YOUR INSTRUCTIONS. Copy out, character for character, the lines of the material from the one containing "229, 501, 239]" through the one containing "body-text-line: μεταφέρουν ρώτησαν", both included, and nothing else.

(Records showing where elements appear)
— BEGIN —

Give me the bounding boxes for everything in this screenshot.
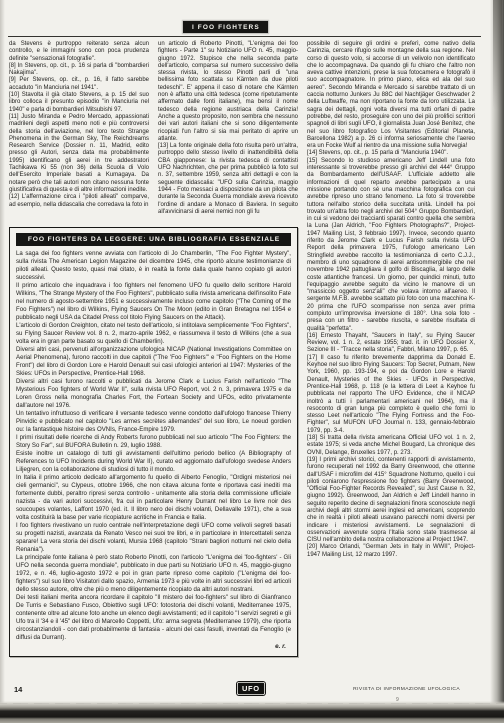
- scan-edge-bottom: [0, 701, 504, 723]
- footnote-column-2: un articolo di Roberto Pinotti, "L'enigm…: [158, 41, 298, 216]
- footnote-16: [16] Ernesto Thayaht, "Saucers in Italy"…: [307, 333, 475, 355]
- footnote-19: [19] I primi archivi storici, contenenti…: [307, 457, 475, 545]
- bibliography-box-title: FOO FIGHTERS DA LEGGERE: UNA BIBLIOGRAFI…: [16, 233, 291, 246]
- footnote-18: [18] Si tratta della rivista americana O…: [307, 435, 475, 457]
- scan-edge-left: [0, 0, 5, 723]
- bibliography-paragraph: La saga dei foo fighters venne avviata c…: [16, 250, 291, 282]
- bibliography-paragraph: Dei testi italiani merita ancora ricorda…: [16, 594, 291, 642]
- header-rule: [8, 36, 481, 37]
- footnote-10: [10] Stavolta il già citato Stevens, a p…: [9, 92, 149, 114]
- bibliography-box-body: La saga dei foo fighters venne avviata c…: [16, 250, 291, 651]
- footnote-column-3: possibile di seguire gli ordini e prefer…: [307, 41, 475, 657]
- scan-edge-corner: [493, 0, 502, 110]
- footnote-15: [15] Secondo lo studioso americano Jeff …: [307, 158, 475, 333]
- footer-magazine-subtitle: RIVISTA DI INFORMAZIONE UFOLOGICA: [353, 687, 460, 692]
- paragraph: possibile di seguire gli ordini e prefer…: [307, 41, 475, 150]
- page-number: 14: [14, 685, 22, 694]
- paragraph: da Stevens è purtroppo reiterato senza a…: [9, 41, 149, 63]
- author-initials: e. r.: [16, 643, 291, 651]
- bibliography-paragraph: La principale fonte italiana è però stat…: [16, 554, 291, 594]
- footnote-14: [14] Stevens, op. cit., p. 15 parla di "…: [307, 150, 475, 157]
- bibliography-paragraph: Esiste inoltre un catalogo di tutti gli …: [16, 450, 291, 474]
- scanned-magazine-page: I FOO FIGHTERS da Stevens è purtroppo re…: [0, 0, 504, 723]
- page-content: da Stevens è purtroppo reiterato senza a…: [9, 41, 475, 657]
- bibliography-paragraph: L'articolo di Gordon Creighton, citato n…: [16, 322, 291, 346]
- bibliography-paragraph: Diversi altri casi furono raccolti e pub…: [16, 378, 291, 410]
- bibliography-paragraph: I foo fighters rivestivano un ruolo cent…: [16, 522, 291, 554]
- footnote-columns: da Stevens è purtroppo reiterato senza a…: [9, 41, 298, 216]
- footnote-17: [17] Il caso fu riferito brevemente dapp…: [307, 355, 475, 435]
- section-header-tag: I FOO FIGHTERS: [183, 21, 268, 33]
- footnote-13: [13] La fonte originale della foto risul…: [158, 143, 298, 216]
- left-column-group: da Stevens è purtroppo reiterato senza a…: [9, 41, 298, 657]
- bibliography-box: FOO FIGHTERS DA LEGGERE: UNA BIBLIOGRAFI…: [9, 227, 298, 657]
- footnote-20: [20] Marco Orlandi, "German Jets in Ital…: [307, 544, 475, 559]
- footnote-9: [9] Per Stevens, op. cit., p. 16, il fat…: [9, 77, 149, 92]
- bibliography-paragraph: Diversi altri casi, pervenuti all'organi…: [16, 346, 291, 378]
- footnote-11: [11] Justo Miranda e Pedro Mercado, appa…: [9, 114, 149, 194]
- footnote-12: [12] L'affermazione circa i "piloti alle…: [9, 194, 149, 209]
- bibliography-paragraph: In Italia il primo articolo dedicato all…: [16, 474, 291, 522]
- footnote-8: [8] In Stevens, op. cit., p. 16 si parla…: [9, 63, 149, 78]
- paragraph: un articolo di Roberto Pinotti, "L'enigm…: [158, 41, 298, 143]
- bibliography-paragraph: Un tentativo infruttuoso di verificare i…: [16, 410, 291, 434]
- ufo-magazine-logo: UFO: [237, 682, 265, 695]
- bibliography-paragraph: I primi risultati delle ricerche di Andy…: [16, 434, 291, 450]
- footnote-column-1: da Stevens è purtroppo reiterato senza a…: [9, 41, 149, 216]
- bibliography-paragraph: Il primo articolo che inquadrava i foo f…: [16, 282, 291, 322]
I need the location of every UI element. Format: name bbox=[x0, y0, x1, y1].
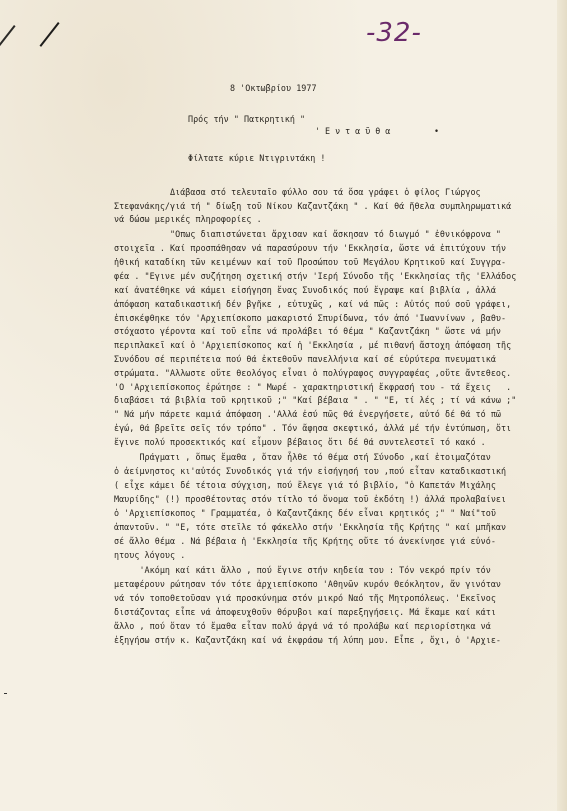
body-text-line: "Οπως διαπιστώνεται ἄρχισαν καί ἄσκησαν … bbox=[114, 229, 501, 239]
body-text-line: ἀπόφαση καταδικαστική δέν βγῆκε , εὐτυχῶ… bbox=[114, 299, 511, 309]
body-text-line: μεταφέρουν ρώτησαν τόν τότε ἀρχιεπίσκοπο… bbox=[114, 579, 501, 589]
letter-recipient: Πρός τήν " Πατκρητική " bbox=[188, 114, 305, 124]
body-text-line: Πράγματι , ὅπως ἔμαθα , ὅταν ἦλθε τό θέμ… bbox=[114, 452, 491, 462]
body-text-line: 'Ακόμη καί κάτι ἄλλο , πού ἔγινε στήν κη… bbox=[114, 565, 491, 575]
body-text-line: Συνόδου σέ περιπέτεια πού θά ἐκτεθοῦν πα… bbox=[114, 354, 496, 364]
body-text-line: ητους λόγους . bbox=[114, 550, 185, 560]
body-text-line: ἄλλο , πού ὅταν τό ἔμαθα εἶταν πολύ ἀργά… bbox=[114, 621, 491, 631]
body-text-line: ἀπαντοῦν. " "Ε, τότε στεῖλε τό φάκελλο σ… bbox=[114, 522, 506, 532]
body-text-line: ὁ ἀείμνηστος κι'αὐτός Συνοδικός γιά τήν … bbox=[114, 466, 506, 476]
body-text-line: καί ἀνατέθηκε νά κάμει εἰσήγηση ἕνας Συν… bbox=[114, 285, 496, 295]
handwritten-page-number: -32- bbox=[366, 18, 422, 48]
body-text-line: φέα . "Εγινε μέν συζήτηση σχετική στήν '… bbox=[114, 271, 516, 281]
page-edge bbox=[557, 0, 567, 811]
margin-mark bbox=[4, 693, 7, 694]
body-text-line: νά τόν τοποθετοῦσαν γιά προσκύνημα στόν … bbox=[114, 593, 496, 603]
body-text-line: Στεφανάκης/γιά τή " δίωξη τοῦ Νίκου Καζα… bbox=[114, 201, 511, 211]
body-text-line: ἐξηγήσω στήν κ. Καζαντζάκη καί νά ἐκφράσ… bbox=[114, 635, 501, 645]
staple-mark-top bbox=[40, 22, 60, 47]
body-text-line: ( εἶχε κάμει δέ τέτοια σύγχιση, πού ἔλεγ… bbox=[114, 480, 496, 490]
body-text-line: Διάβασα στό τελευταῖο φύλλο σου τά ὅσα γ… bbox=[114, 187, 481, 197]
letter-date: 8 'Οκτωβρίου 1977 bbox=[230, 83, 317, 93]
letter-place: 'Ενταῦθα bbox=[315, 126, 395, 136]
letter-salutation: Φίλτατε κύριε Ντιγριντάκη ! bbox=[188, 153, 326, 163]
body-text-line: " Νά μήν πάρετε καμιά ἀπόφαση .'Αλλά ἐσύ… bbox=[114, 409, 501, 419]
body-text-line: νά δώσω μερικές πληροφορίες . bbox=[114, 214, 262, 224]
body-text-line: ἔγινε πολύ προσεκτικός καί εἶμουν βέβαιο… bbox=[114, 437, 486, 447]
letter-place-dot: • bbox=[434, 126, 439, 136]
document-page: -32- 8 'Οκτωβρίου 1977 Πρός τήν " Πατκρη… bbox=[0, 0, 567, 811]
body-text-line: ἠθική καταδίκη τῶν κειμένων καί τοῦ Προσ… bbox=[114, 257, 506, 267]
body-text-line: στόχαστο γέροντα καί τοῦ εἶπε νά προλάβε… bbox=[114, 326, 501, 336]
body-text-line: περιπλακεῖ καί ὁ 'Αρχιεπίσκοπος καί ἡ 'Ε… bbox=[114, 340, 511, 350]
staple-mark bbox=[0, 25, 16, 83]
body-text-line: διστάζοντας εἶπε νά ἀποφευχθοῦν θόρυβοι … bbox=[114, 607, 496, 617]
body-text-line: διαβάσει τά βιβλία τοῦ κρητικοῦ ;" "Καί … bbox=[114, 395, 516, 405]
body-text-line: σέ ἄλλο θέμα . Νά βέβαια ἡ 'Εκκλησία τῆς… bbox=[114, 536, 496, 546]
body-text-line: ὁ 'Αρχιεπίσκοπος " Γραμματέα, ὁ Καζαντζά… bbox=[114, 508, 496, 518]
body-text-line: στρώματα. "Αλλωστε οὔτε θεολόγος εἶναι ὁ… bbox=[114, 368, 511, 378]
body-text-line: Μαυρίδης" (!) προσθέτοντας στόν τίτλο τό… bbox=[114, 494, 506, 504]
body-text-line: στοιχεῖα . Καί προσπάθησαν νά παρασύρουν… bbox=[114, 243, 506, 253]
body-text-line: ἐγώ, θά βρεῖτε σεῖς τόν τρόπο" . Τόν ἄφη… bbox=[114, 423, 511, 433]
body-text-line: 'Ο 'Αρχιεπίσκοπος ἐρώτησε : " Μωρέ - χαρ… bbox=[114, 382, 511, 392]
body-text-line: ἐπισκέφθηκε τόν 'Αρχιεπίσκοπο μακαριστό … bbox=[114, 313, 506, 323]
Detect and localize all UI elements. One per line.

— END —

TASK ANSWER.
body-text-line: "Οπως διαπιστώνεται ἄρχισαν καί ἄσκησαν … bbox=[114, 229, 501, 239]
body-text-line: ἀπόφαση καταδικαστική δέν βγῆκε , εὐτυχῶ… bbox=[114, 299, 511, 309]
body-text-line: μεταφέρουν ρώτησαν τόν τότε ἀρχιεπίσκοπο… bbox=[114, 579, 501, 589]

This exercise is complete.